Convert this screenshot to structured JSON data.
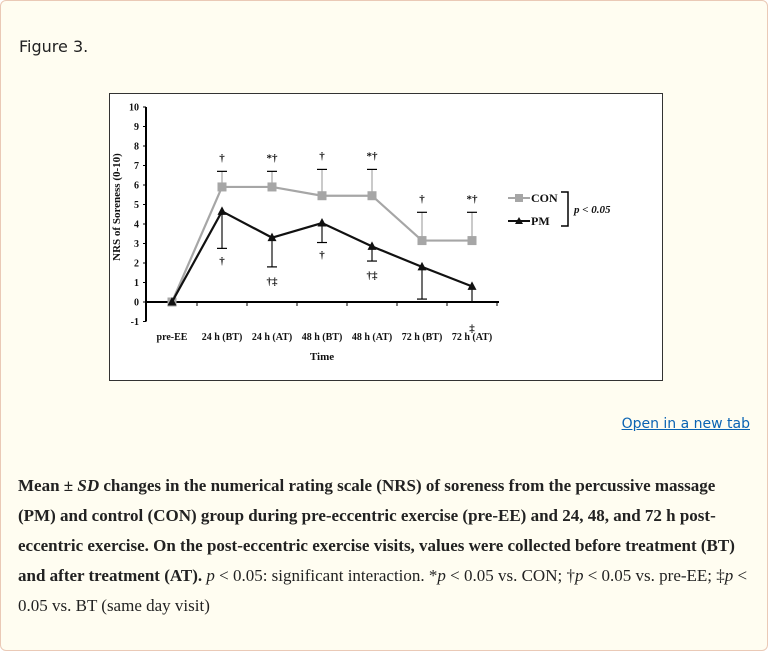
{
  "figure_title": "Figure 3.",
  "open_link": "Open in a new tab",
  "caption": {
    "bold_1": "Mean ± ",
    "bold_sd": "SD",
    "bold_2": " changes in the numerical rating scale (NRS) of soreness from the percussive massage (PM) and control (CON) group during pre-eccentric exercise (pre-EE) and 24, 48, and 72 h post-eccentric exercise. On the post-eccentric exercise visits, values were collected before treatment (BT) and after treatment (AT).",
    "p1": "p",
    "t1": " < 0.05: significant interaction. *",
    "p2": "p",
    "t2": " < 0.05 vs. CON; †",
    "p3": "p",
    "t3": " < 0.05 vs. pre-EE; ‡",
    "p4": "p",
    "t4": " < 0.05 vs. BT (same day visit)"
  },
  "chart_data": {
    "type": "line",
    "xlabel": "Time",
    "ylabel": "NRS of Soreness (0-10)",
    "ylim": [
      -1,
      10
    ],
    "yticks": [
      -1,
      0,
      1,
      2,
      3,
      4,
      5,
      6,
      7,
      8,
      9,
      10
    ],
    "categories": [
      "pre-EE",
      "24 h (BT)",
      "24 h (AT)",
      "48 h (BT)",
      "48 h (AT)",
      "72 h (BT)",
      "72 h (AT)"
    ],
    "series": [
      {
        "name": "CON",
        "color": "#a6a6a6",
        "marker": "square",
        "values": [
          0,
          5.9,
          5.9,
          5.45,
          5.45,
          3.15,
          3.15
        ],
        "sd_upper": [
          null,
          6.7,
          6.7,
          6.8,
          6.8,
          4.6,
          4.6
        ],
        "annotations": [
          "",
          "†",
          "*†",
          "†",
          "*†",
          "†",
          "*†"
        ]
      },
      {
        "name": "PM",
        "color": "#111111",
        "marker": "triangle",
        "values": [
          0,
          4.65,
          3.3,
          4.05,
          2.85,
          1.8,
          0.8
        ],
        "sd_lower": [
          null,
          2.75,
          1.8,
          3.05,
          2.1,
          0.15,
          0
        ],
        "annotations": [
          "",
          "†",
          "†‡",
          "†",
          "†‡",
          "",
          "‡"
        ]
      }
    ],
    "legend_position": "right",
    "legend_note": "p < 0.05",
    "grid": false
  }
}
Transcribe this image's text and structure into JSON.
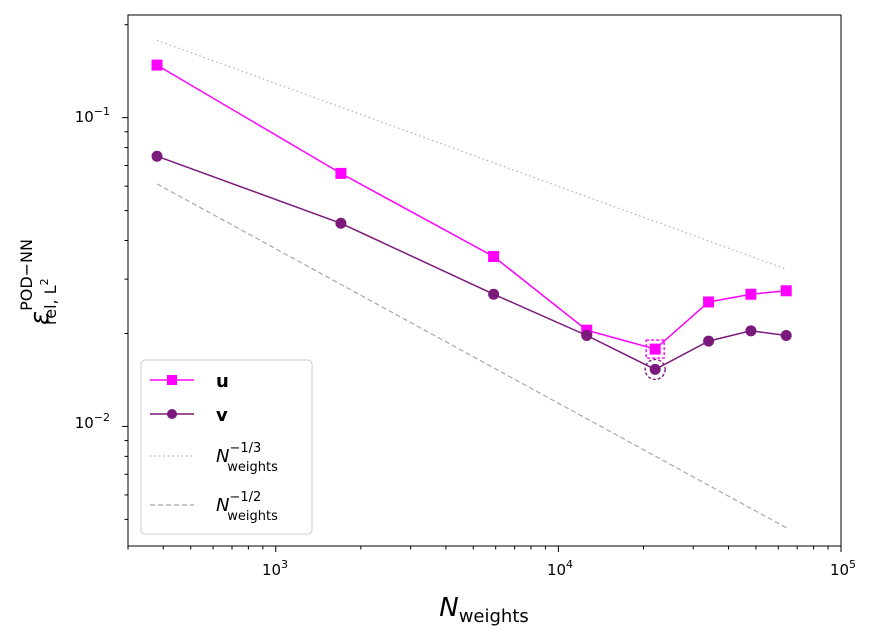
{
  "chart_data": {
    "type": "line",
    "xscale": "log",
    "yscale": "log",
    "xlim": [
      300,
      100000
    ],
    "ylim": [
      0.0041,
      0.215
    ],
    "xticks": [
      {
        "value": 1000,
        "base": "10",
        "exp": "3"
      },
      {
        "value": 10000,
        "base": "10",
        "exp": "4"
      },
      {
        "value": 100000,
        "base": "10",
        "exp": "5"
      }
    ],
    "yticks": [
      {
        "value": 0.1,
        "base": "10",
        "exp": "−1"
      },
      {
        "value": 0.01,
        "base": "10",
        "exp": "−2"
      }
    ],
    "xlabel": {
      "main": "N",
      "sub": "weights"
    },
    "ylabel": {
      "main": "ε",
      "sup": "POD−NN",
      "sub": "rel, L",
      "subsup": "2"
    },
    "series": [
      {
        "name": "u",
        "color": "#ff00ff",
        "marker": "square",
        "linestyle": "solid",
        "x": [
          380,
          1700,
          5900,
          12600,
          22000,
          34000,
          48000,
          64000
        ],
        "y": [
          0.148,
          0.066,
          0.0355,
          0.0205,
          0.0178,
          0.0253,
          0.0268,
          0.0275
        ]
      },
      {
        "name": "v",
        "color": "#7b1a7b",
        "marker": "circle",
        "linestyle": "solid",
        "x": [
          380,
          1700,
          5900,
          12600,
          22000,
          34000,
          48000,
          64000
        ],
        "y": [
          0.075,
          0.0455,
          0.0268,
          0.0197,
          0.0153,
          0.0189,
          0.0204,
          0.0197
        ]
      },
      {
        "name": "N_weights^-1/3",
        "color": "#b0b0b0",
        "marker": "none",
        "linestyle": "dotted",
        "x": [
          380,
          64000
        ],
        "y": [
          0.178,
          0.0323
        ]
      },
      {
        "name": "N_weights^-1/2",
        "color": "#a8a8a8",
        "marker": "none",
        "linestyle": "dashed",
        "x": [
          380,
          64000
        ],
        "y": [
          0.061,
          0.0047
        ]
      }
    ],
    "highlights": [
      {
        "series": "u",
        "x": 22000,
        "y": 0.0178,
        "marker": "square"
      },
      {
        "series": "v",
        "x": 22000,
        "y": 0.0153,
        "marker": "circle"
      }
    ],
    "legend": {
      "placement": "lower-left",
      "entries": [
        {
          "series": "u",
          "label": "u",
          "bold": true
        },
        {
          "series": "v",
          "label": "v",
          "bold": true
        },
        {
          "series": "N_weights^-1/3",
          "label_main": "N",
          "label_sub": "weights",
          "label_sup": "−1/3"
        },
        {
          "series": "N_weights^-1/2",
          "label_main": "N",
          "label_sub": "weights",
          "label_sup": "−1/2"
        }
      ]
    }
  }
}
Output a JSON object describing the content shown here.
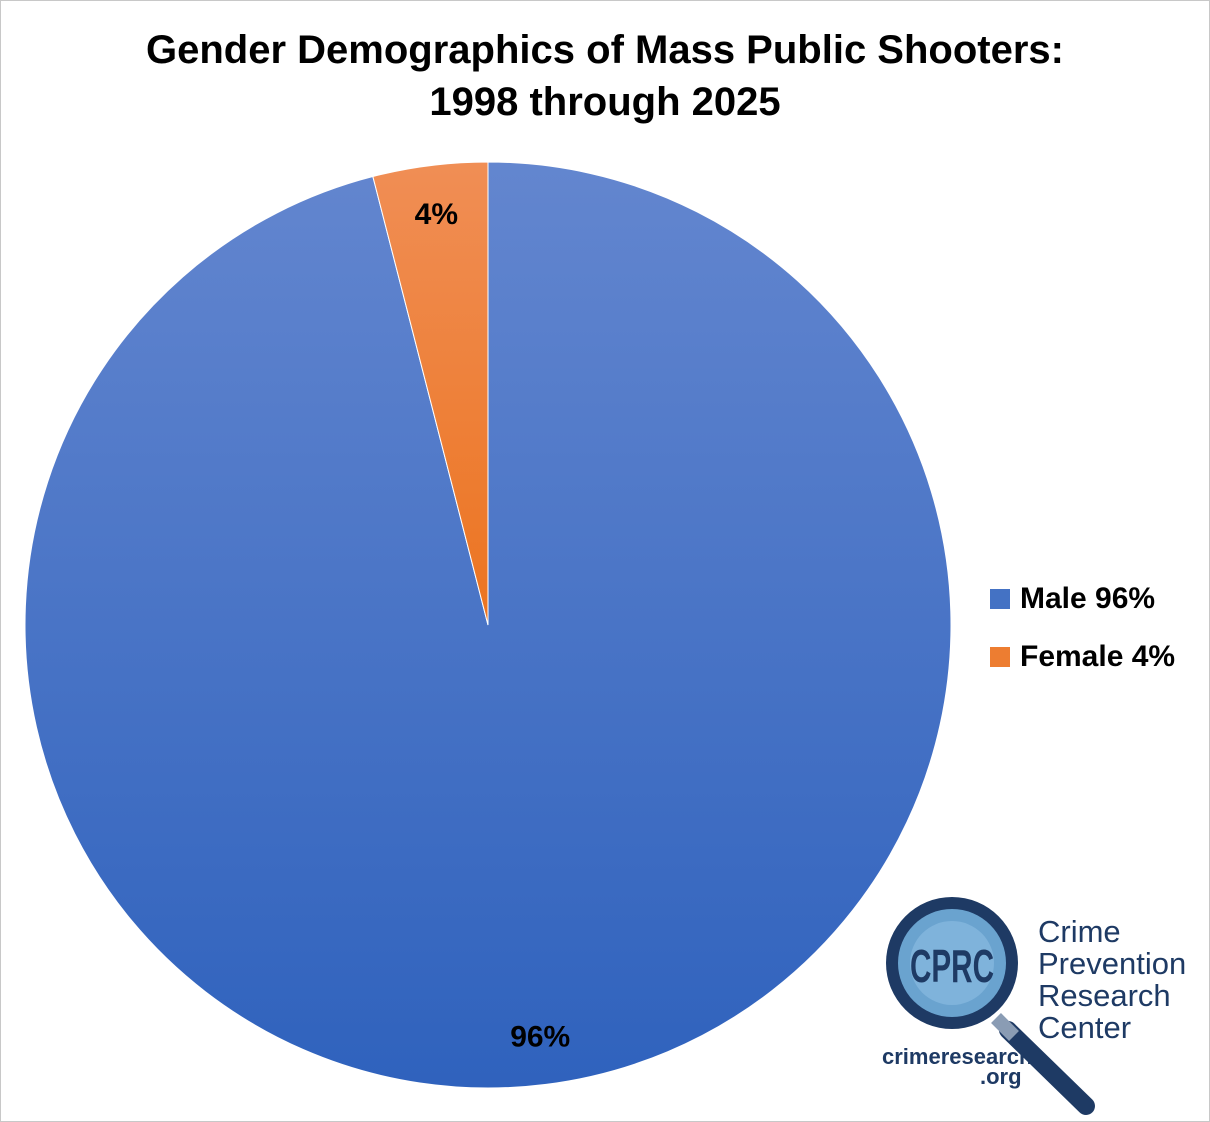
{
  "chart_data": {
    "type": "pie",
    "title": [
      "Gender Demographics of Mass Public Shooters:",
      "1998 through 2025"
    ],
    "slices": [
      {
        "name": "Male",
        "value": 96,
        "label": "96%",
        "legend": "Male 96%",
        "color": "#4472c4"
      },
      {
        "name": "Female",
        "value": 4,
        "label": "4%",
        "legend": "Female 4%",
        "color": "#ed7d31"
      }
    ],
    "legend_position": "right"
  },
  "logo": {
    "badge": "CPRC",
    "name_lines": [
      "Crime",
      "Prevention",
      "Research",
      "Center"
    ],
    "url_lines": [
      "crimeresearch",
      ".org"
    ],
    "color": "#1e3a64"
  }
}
━━━━━━━━━━━━━━━━━━━━━━━━━━━━━━
(Task directions):
From the data, pick out every line that includes "marker".

(Task result):
        "marker": "square",
        "marker": "triangle",
        "marker": "square",
        "marker": "circle",
        "marker": "none",
        "marker": "none",
        "marker": "square"
        "marker": "circle"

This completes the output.